> Stated task
Rewrite the items from the very first line through the line that contains "consumer-cell: 10 xyxy=(644,705,875,766)", substituting "ratio-cell" for every "share-cell" and leaving everything else unchanged.

■ ■ ■

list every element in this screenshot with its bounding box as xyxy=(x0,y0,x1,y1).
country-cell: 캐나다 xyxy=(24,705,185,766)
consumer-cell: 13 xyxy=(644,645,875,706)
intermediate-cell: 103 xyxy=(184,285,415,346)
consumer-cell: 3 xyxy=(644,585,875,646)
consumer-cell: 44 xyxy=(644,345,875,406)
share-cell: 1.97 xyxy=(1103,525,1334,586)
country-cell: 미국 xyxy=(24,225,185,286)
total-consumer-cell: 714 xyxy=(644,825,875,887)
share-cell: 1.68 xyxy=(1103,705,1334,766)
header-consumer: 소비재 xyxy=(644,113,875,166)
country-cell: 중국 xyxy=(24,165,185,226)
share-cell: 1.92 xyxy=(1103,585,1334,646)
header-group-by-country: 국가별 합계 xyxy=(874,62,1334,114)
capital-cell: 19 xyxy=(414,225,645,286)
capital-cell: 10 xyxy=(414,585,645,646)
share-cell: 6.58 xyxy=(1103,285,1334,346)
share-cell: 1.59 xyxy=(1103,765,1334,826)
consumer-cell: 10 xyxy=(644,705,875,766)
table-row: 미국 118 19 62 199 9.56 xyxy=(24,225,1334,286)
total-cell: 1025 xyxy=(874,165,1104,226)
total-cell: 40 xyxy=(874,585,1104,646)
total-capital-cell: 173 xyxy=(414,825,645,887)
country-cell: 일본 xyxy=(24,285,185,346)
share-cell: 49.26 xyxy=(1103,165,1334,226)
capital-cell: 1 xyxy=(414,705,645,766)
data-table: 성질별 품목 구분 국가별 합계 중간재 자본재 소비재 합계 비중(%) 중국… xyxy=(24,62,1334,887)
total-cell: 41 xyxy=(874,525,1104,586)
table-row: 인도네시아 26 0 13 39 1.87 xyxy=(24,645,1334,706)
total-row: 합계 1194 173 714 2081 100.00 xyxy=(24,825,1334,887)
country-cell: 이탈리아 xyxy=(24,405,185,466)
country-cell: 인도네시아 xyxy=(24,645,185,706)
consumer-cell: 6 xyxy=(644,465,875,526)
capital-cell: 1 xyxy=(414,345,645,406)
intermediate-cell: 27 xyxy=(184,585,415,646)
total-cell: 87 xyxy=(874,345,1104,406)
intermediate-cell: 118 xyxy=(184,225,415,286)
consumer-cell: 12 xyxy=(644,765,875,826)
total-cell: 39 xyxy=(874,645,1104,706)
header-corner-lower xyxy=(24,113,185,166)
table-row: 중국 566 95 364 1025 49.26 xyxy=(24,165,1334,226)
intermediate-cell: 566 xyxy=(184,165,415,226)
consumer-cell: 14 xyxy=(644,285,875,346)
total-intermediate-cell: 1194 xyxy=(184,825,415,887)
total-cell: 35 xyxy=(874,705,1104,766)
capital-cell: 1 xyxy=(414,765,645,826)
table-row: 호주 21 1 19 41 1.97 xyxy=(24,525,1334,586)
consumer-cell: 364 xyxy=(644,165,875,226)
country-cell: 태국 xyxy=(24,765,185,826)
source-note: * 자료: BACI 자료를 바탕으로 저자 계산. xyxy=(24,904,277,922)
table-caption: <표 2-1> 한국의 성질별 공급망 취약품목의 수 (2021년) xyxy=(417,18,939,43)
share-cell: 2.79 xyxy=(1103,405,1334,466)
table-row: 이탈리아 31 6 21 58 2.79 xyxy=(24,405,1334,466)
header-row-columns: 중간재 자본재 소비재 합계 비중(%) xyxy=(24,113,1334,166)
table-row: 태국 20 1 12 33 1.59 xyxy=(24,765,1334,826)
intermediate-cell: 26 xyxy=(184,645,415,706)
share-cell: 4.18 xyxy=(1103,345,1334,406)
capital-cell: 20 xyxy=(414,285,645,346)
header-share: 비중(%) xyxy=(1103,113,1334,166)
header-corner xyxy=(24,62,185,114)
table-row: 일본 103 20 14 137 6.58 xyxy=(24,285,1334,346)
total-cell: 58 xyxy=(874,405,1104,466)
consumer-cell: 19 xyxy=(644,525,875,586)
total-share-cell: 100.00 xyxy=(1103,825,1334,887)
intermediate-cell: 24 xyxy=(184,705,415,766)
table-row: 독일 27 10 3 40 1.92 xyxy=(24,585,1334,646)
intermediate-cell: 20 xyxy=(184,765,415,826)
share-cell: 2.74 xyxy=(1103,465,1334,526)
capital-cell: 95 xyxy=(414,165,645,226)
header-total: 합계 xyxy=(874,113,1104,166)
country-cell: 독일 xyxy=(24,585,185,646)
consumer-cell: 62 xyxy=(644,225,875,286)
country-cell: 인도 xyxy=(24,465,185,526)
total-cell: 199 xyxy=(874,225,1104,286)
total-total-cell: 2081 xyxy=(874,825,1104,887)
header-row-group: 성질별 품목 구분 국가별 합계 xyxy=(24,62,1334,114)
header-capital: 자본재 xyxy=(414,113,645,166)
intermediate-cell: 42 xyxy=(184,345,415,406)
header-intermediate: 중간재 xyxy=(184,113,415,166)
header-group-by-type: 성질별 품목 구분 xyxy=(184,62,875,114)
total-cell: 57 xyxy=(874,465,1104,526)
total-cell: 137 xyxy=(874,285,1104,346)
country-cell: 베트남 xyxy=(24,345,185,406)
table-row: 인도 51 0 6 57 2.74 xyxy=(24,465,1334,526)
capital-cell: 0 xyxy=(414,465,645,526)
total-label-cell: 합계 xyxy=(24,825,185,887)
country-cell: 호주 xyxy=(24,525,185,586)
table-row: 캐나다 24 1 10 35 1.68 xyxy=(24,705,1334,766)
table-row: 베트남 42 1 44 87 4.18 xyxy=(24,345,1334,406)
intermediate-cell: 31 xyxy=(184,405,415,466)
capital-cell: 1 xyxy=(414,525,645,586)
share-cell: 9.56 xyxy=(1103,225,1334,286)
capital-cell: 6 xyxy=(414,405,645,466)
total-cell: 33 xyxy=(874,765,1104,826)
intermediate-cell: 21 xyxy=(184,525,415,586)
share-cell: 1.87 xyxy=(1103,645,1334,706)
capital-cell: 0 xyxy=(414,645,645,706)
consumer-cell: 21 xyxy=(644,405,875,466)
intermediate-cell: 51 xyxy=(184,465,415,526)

■ ■ ■

> Exercise response
list every element in this screenshot with its bounding box as xyxy=(x0,y0,x1,y1).
country-cell: 캐나다 xyxy=(24,705,185,766)
consumer-cell: 13 xyxy=(644,645,875,706)
intermediate-cell: 103 xyxy=(184,285,415,346)
consumer-cell: 3 xyxy=(644,585,875,646)
consumer-cell: 44 xyxy=(644,345,875,406)
ratio-cell: 1.97 xyxy=(1103,525,1334,586)
country-cell: 미국 xyxy=(24,225,185,286)
total-consumer-cell: 714 xyxy=(644,825,875,887)
ratio-cell: 1.68 xyxy=(1103,705,1334,766)
header-consumer: 소비재 xyxy=(644,113,875,166)
country-cell: 중국 xyxy=(24,165,185,226)
ratio-cell: 1.92 xyxy=(1103,585,1334,646)
header-group-by-country: 국가별 합계 xyxy=(874,62,1334,114)
capital-cell: 19 xyxy=(414,225,645,286)
capital-cell: 10 xyxy=(414,585,645,646)
ratio-cell: 6.58 xyxy=(1103,285,1334,346)
ratio-cell: 1.59 xyxy=(1103,765,1334,826)
consumer-cell: 10 xyxy=(644,705,875,766)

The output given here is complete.